## Consigne
Recopiez fidèlement le passage de l'extrait fourni sur les dettes successorales qui commence aux mots « L’action en exécution » et s'arrête après « exécution d’une prestation. ».

## Extrait fourni
--*--

La succession peut être poursuivie avant la clôture de la succession là où cela aurait été possible contre le défunt avant son décès. Le commandement de payer est alors notifié à un représentant des héritiers ou, si aucun représentant n’a été désigné, à l’un des héritiers.

Si une créance exigible demeure impayée, le créancier peut poursuivre le débiteur à tout moment auprès de l’Office des poursuites du domicile du débiteur. (Image : iStock)

L’action en exécution d’une prestation pour les dettes en nature et les dettes de prestation de service

Comme nous l’avons mentionné, toutes les dettes ne sont pas nécessairement une somme d’argent. Par exemple, on peut imaginer que le défunt ait conclu un contrat de vente avant son décès pour aliéner sa vieille voiture ou qu’il se soit engagé à réaliser une expertise pour un client (contrat d’entreprise ou de mandat, selon les cas). S’il ne lui a pas été possible de fournir la prestation due, le cocontractant conserve un droit à l’exécution, qu’il peut faire valoir dans le cadre d’une procédure civile par le biais d’une action en exécution d’une prestation.

L’action n’est toutefois possible et utile qu’à condition que les droits ne se soient pas éteints avec le décès du défunt et que les héritiers, en tant qu’ayants droit de ce dernier, ne fournissent pas la prestation due de leur propre chef. Le droit s’éteint normalement en raison d’une impossibilité objective lorsque le contrat a été conclu principalement en raison de la personne du défunt (p. ex. parce qu’il disposait d’une expertise particulière dans un domaine spécialisé ou qu’il était créatif). Dans les autres cas, le droit subsiste et les héritiers reprennent la dette en acquérant la succession.

L’action est dirigée contre les héritiers qui ont repris la dette en question. Il est toujours possible d’intenter une action en justice au domicile du défendeur.

Comment les héritiers peuvent-ils se prémunir ?

Cependant, comme les héritiers ne sont pas à l’origine des dettes dont ils héritent, ils ne doivent pas en répondre dans tous les cas. Ils peuvent utiliser différents moyens pour se protéger contre le risque d’hériter de dettes, notamment en répudiant la succession.

La mesure de protection la plus fondamentale contre les dettes successorales est de ne pas participer du tout à la succession. Celui qui a valablement renoncé à son héritage du vivant du défunt ou celui qui répudie la succession après l’ouverture de la succession, par exemple, n’obtient pas le statut d’héritier. Les personnes valablement exhérédées ou indignes de succéder ne font pas non plus partie du cercle des héritiers.

Cependant, une renonciation à succession ne protège que dans une mesure limitée contre les prétentions des créanciers : si la renonciation a été faite à titre onéreux et que le défunt était insolvable au moment de l’ouverture de la succession (soit au moment de son décès), les créanciers peuvent encore saisir pendant cinq ans les éventuelles prestations que les renonçants ont reçues en contrepartie. Il s’agit ainsi d’éviter que la responsabilité des héritiers ne soit éludée.

--*--

## Données extraites
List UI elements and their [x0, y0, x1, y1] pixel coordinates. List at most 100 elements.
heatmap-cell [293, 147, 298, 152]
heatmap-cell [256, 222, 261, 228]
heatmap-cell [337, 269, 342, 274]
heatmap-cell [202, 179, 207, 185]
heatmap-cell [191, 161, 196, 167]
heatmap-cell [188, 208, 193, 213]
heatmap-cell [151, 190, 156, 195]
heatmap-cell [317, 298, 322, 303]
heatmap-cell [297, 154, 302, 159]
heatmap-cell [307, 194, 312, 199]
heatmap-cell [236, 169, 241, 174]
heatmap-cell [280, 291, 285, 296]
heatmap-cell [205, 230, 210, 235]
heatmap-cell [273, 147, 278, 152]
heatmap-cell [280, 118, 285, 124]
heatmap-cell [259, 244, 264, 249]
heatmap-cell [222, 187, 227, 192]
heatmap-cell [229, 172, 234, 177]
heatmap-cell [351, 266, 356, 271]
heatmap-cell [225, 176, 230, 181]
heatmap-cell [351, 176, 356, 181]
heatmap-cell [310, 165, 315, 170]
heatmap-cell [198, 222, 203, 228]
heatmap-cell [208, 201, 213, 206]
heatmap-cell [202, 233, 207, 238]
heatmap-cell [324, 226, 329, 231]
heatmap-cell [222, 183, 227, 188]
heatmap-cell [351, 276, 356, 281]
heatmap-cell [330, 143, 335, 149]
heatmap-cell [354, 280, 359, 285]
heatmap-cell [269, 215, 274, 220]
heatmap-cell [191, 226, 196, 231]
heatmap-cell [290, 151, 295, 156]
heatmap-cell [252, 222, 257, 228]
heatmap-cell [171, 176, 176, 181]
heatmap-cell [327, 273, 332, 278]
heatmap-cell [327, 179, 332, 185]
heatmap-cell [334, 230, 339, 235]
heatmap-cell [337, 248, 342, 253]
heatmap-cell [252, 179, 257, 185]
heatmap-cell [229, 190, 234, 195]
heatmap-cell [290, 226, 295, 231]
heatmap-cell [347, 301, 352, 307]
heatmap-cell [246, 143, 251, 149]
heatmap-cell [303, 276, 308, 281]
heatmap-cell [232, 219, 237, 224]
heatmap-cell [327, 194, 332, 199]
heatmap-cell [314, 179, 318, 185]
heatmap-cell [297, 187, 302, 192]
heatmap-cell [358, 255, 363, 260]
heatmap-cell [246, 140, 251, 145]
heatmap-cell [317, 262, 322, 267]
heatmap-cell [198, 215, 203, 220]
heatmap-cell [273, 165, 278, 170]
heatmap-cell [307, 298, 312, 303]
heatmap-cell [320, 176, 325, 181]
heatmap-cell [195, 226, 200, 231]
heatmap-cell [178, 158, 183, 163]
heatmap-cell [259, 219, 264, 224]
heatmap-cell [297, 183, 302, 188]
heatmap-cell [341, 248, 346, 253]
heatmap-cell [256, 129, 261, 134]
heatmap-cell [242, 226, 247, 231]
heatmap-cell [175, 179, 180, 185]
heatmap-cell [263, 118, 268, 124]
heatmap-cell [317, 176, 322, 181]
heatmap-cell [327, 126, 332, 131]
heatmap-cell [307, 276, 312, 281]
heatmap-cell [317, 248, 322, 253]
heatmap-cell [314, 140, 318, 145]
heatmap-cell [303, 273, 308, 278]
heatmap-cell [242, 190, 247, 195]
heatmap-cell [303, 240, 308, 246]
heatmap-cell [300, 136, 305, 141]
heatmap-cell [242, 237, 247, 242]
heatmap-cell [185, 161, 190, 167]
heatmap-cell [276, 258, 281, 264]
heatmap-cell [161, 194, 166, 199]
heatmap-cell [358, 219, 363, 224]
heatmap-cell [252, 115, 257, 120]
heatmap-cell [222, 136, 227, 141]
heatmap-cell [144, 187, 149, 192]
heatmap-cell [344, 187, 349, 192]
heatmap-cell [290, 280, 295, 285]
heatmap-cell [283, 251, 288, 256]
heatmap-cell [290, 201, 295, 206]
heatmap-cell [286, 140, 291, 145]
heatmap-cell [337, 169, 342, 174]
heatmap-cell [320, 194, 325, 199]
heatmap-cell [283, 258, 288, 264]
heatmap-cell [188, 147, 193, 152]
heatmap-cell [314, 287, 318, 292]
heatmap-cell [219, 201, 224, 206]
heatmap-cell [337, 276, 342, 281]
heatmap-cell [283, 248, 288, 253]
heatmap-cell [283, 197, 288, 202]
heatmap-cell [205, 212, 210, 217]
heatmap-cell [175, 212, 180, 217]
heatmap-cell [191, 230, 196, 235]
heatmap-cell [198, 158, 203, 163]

--*--

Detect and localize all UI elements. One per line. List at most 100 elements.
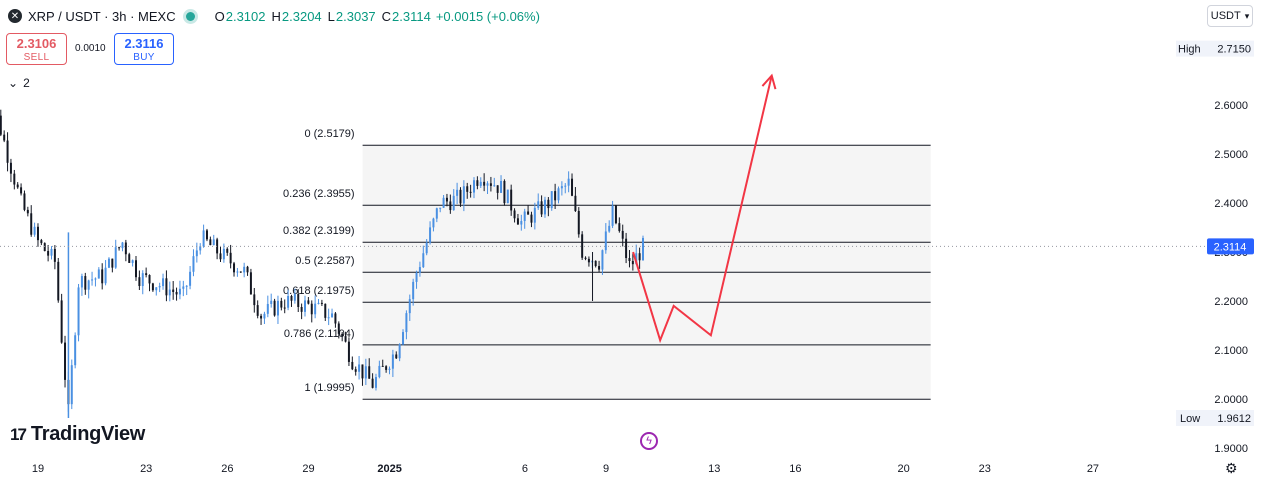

--*--

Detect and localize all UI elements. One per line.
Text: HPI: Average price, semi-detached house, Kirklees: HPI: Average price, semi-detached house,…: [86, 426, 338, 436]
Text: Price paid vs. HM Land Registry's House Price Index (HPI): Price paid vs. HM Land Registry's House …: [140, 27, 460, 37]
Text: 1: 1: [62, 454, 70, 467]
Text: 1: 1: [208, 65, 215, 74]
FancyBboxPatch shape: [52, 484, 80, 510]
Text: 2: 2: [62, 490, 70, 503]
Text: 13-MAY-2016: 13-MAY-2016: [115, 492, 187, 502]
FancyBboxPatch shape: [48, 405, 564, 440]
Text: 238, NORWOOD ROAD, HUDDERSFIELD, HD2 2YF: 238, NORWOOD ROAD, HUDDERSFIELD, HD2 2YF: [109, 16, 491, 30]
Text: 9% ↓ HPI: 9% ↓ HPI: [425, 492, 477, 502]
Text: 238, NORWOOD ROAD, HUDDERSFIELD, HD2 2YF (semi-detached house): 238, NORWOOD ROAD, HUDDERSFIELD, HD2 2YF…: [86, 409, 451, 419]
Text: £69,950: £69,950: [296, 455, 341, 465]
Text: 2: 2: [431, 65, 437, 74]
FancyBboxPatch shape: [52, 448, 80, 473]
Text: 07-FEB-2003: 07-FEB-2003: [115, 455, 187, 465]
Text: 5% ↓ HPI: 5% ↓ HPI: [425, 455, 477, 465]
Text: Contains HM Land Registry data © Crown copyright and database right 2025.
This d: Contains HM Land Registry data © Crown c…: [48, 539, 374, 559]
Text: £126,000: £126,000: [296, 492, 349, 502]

--*--

## Corrigé
L’action en exécution d’une prestation pour les dettes en nature et les dettes de prestation de service

Comme nous l’avons mentionné, toutes les dettes ne sont pas nécessairement une somme d’argent. Par exemple, on peut imaginer que le défunt ait conclu un contrat de vente avant son décès pour aliéner sa vieille voiture ou qu’il se soit engagé à réaliser une expertise pour un client (contrat d’entreprise ou de mandat, selon les cas). S’il ne lui a pas été possible de fournir la prestation due, le cocontractant conserve un droit à l’exécution, qu’il peut faire valoir dans le cadre d’une procédure civile par le biais d’une action en exécution d’une prestation.